--- START ---

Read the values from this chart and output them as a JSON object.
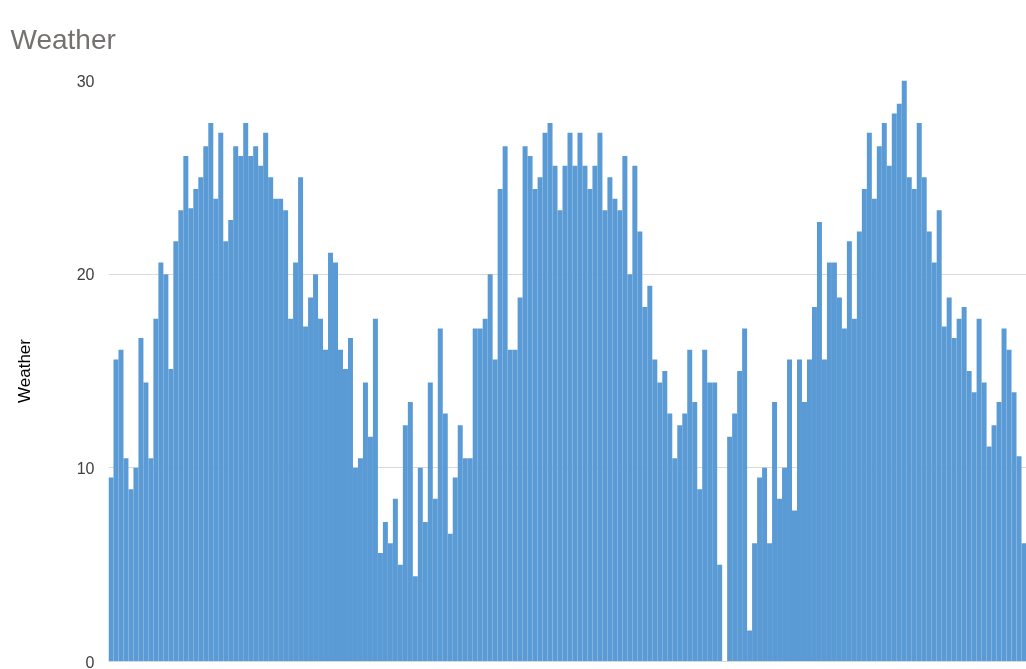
{
  "chart_data": {
    "type": "bar",
    "title": "Weather",
    "ylabel": "Weather",
    "categories": [
      null,
      null,
      null,
      null,
      null,
      null,
      null,
      null,
      null,
      null,
      null,
      null,
      null,
      null,
      null,
      null,
      null,
      null,
      null,
      null,
      null,
      null,
      null,
      null,
      null,
      null,
      null,
      null,
      null,
      null,
      null,
      null,
      null,
      null,
      null,
      null,
      null,
      null,
      null,
      null,
      null,
      null,
      null,
      null,
      null,
      null,
      null,
      null,
      null,
      null,
      null,
      null,
      null,
      null,
      null,
      null,
      null,
      null,
      null,
      null,
      null,
      null,
      null,
      null,
      null,
      null,
      null,
      null,
      null,
      null,
      null,
      null,
      null,
      null,
      null,
      null,
      null,
      null,
      null,
      null,
      null,
      null,
      null,
      null,
      null,
      null,
      null,
      null,
      null,
      null,
      null,
      null,
      null,
      null,
      null,
      null,
      null,
      null,
      null,
      null,
      null,
      null,
      null,
      null,
      null,
      null,
      null,
      null,
      null,
      null,
      null,
      null,
      null,
      null,
      null,
      null,
      null,
      null,
      null,
      null,
      null,
      null,
      null,
      null,
      null,
      null,
      null,
      null,
      null,
      null,
      null,
      null,
      null,
      null,
      null,
      null,
      null,
      null,
      null,
      null,
      null,
      null,
      null,
      null,
      null,
      null,
      null,
      null,
      null,
      null,
      null,
      null,
      null,
      null,
      null,
      null,
      null,
      null,
      null,
      null,
      null,
      null,
      null,
      null,
      null,
      null,
      null,
      null,
      null,
      null,
      null,
      null,
      null,
      null,
      null,
      null,
      null,
      null,
      null,
      null,
      null,
      null,
      null,
      null
    ],
    "values": [
      9.5,
      15.6,
      16.1,
      10.5,
      8.9,
      10,
      16.7,
      14.4,
      10.5,
      17.7,
      20.6,
      20,
      15.1,
      21.7,
      23.3,
      26.1,
      23.4,
      24.4,
      25,
      26.6,
      27.8,
      23.9,
      27.3,
      21.7,
      22.8,
      26.6,
      26.1,
      27.8,
      26.1,
      26.6,
      25.6,
      27.3,
      25,
      23.9,
      23.9,
      23.3,
      17.7,
      20.6,
      25,
      17.3,
      18.8,
      20,
      17.7,
      16.1,
      21.1,
      20.6,
      16.1,
      15.1,
      16.7,
      10,
      10.5,
      14.4,
      11.6,
      17.7,
      5.6,
      7.2,
      6.1,
      8.4,
      5,
      12.2,
      13.4,
      4.4,
      10,
      7.2,
      14.4,
      8.4,
      17.2,
      12.8,
      6.6,
      9.5,
      12.2,
      10.5,
      10.5,
      17.2,
      17.2,
      17.7,
      20,
      15.6,
      24.4,
      26.6,
      16.1,
      16.1,
      18.8,
      26.6,
      26.1,
      24.4,
      25,
      27.3,
      27.8,
      25.6,
      23.3,
      25.6,
      27.3,
      25.6,
      27.3,
      25.6,
      24.4,
      25.6,
      27.3,
      23.3,
      25,
      23.9,
      23.3,
      26.1,
      20,
      25.6,
      22.2,
      18.3,
      19.4,
      15.6,
      14.4,
      15,
      12.8,
      10.5,
      12.2,
      12.8,
      16.1,
      13.4,
      8.9,
      16.1,
      14.4,
      14.4,
      5,
      null,
      11.6,
      12.8,
      15,
      17.2,
      1.6,
      6.1,
      9.5,
      10,
      6.1,
      13.4,
      8.4,
      10,
      15.6,
      7.8,
      15.6,
      13.4,
      15.6,
      18.3,
      22.7,
      15.6,
      20.6,
      20.6,
      18.8,
      17.2,
      21.7,
      17.7,
      22.2,
      24.4,
      27.3,
      23.9,
      26.6,
      27.8,
      25.6,
      28.3,
      28.8,
      30,
      25,
      24.4,
      27.8,
      25,
      22.2,
      20.6,
      23.3,
      17.3,
      18.8,
      16.7,
      17.7,
      18.3,
      15,
      13.9,
      17.7,
      14.4,
      11.1,
      12.2,
      13.4,
      17.2,
      16.1,
      13.9,
      10.6,
      6.1
    ],
    "color": "#5b9bd5",
    "ylim": [
      0,
      30
    ],
    "yticks": [
      0,
      10,
      20,
      30
    ],
    "grid": "y",
    "tick_labels": "y"
  }
}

--- END ---

**Problem requirements:**
Do not include images; quote all of the entries above exactly.

**Answer for this exercise:**
Read the values from this chart and output them as a JSON object.
{
  "chart_data": {
    "type": "bar",
    "title": "Weather",
    "ylabel": "Weather",
    "categories": [
      null,
      null,
      null,
      null,
      null,
      null,
      null,
      null,
      null,
      null,
      null,
      null,
      null,
      null,
      null,
      null,
      null,
      null,
      null,
      null,
      null,
      null,
      null,
      null,
      null,
      null,
      null,
      null,
      null,
      null,
      null,
      null,
      null,
      null,
      null,
      null,
      null,
      null,
      null,
      null,
      null,
      null,
      null,
      null,
      null,
      null,
      null,
      null,
      null,
      null,
      null,
      null,
      null,
      null,
      null,
      null,
      null,
      null,
      null,
      null,
      null,
      null,
      null,
      null,
      null,
      null,
      null,
      null,
      null,
      null,
      null,
      null,
      null,
      null,
      null,
      null,
      null,
      null,
      null,
      null,
      null,
      null,
      null,
      null,
      null,
      null,
      null,
      null,
      null,
      null,
      null,
      null,
      null,
      null,
      null,
      null,
      null,
      null,
      null,
      null,
      null,
      null,
      null,
      null,
      null,
      null,
      null,
      null,
      null,
      null,
      null,
      null,
      null,
      null,
      null,
      null,
      null,
      null,
      null,
      null,
      null,
      null,
      null,
      null,
      null,
      null,
      null,
      null,
      null,
      null,
      null,
      null,
      null,
      null,
      null,
      null,
      null,
      null,
      null,
      null,
      null,
      null,
      null,
      null,
      null,
      null,
      null,
      null,
      null,
      null,
      null,
      null,
      null,
      null,
      null,
      null,
      null,
      null,
      null,
      null,
      null,
      null,
      null,
      null,
      null,
      null,
      null,
      null,
      null,
      null,
      null,
      null,
      null,
      null,
      null,
      null,
      null,
      null,
      null,
      null,
      null,
      null,
      null,
      null
    ],
    "values": [
      9.5,
      15.6,
      16.1,
      10.5,
      8.9,
      10,
      16.7,
      14.4,
      10.5,
      17.7,
      20.6,
      20,
      15.1,
      21.7,
      23.3,
      26.1,
      23.4,
      24.4,
      25,
      26.6,
      27.8,
      23.9,
      27.3,
      21.7,
      22.8,
      26.6,
      26.1,
      27.8,
      26.1,
      26.6,
      25.6,
      27.3,
      25,
      23.9,
      23.9,
      23.3,
      17.7,
      20.6,
      25,
      17.3,
      18.8,
      20,
      17.7,
      16.1,
      21.1,
      20.6,
      16.1,
      15.1,
      16.7,
      10,
      10.5,
      14.4,
      11.6,
      17.7,
      5.6,
      7.2,
      6.1,
      8.4,
      5,
      12.2,
      13.4,
      4.4,
      10,
      7.2,
      14.4,
      8.4,
      17.2,
      12.8,
      6.6,
      9.5,
      12.2,
      10.5,
      10.5,
      17.2,
      17.2,
      17.7,
      20,
      15.6,
      24.4,
      26.6,
      16.1,
      16.1,
      18.8,
      26.6,
      26.1,
      24.4,
      25,
      27.3,
      27.8,
      25.6,
      23.3,
      25.6,
      27.3,
      25.6,
      27.3,
      25.6,
      24.4,
      25.6,
      27.3,
      23.3,
      25,
      23.9,
      23.3,
      26.1,
      20,
      25.6,
      22.2,
      18.3,
      19.4,
      15.6,
      14.4,
      15,
      12.8,
      10.5,
      12.2,
      12.8,
      16.1,
      13.4,
      8.9,
      16.1,
      14.4,
      14.4,
      5,
      null,
      11.6,
      12.8,
      15,
      17.2,
      1.6,
      6.1,
      9.5,
      10,
      6.1,
      13.4,
      8.4,
      10,
      15.6,
      7.8,
      15.6,
      13.4,
      15.6,
      18.3,
      22.7,
      15.6,
      20.6,
      20.6,
      18.8,
      17.2,
      21.7,
      17.7,
      22.2,
      24.4,
      27.3,
      23.9,
      26.6,
      27.8,
      25.6,
      28.3,
      28.8,
      30,
      25,
      24.4,
      27.8,
      25,
      22.2,
      20.6,
      23.3,
      17.3,
      18.8,
      16.7,
      17.7,
      18.3,
      15,
      13.9,
      17.7,
      14.4,
      11.1,
      12.2,
      13.4,
      17.2,
      16.1,
      13.9,
      10.6,
      6.1
    ],
    "color": "#5b9bd5",
    "ylim": [
      0,
      30
    ],
    "yticks": [
      0,
      10,
      20,
      30
    ],
    "grid": "y",
    "tick_labels": "y"
  }
}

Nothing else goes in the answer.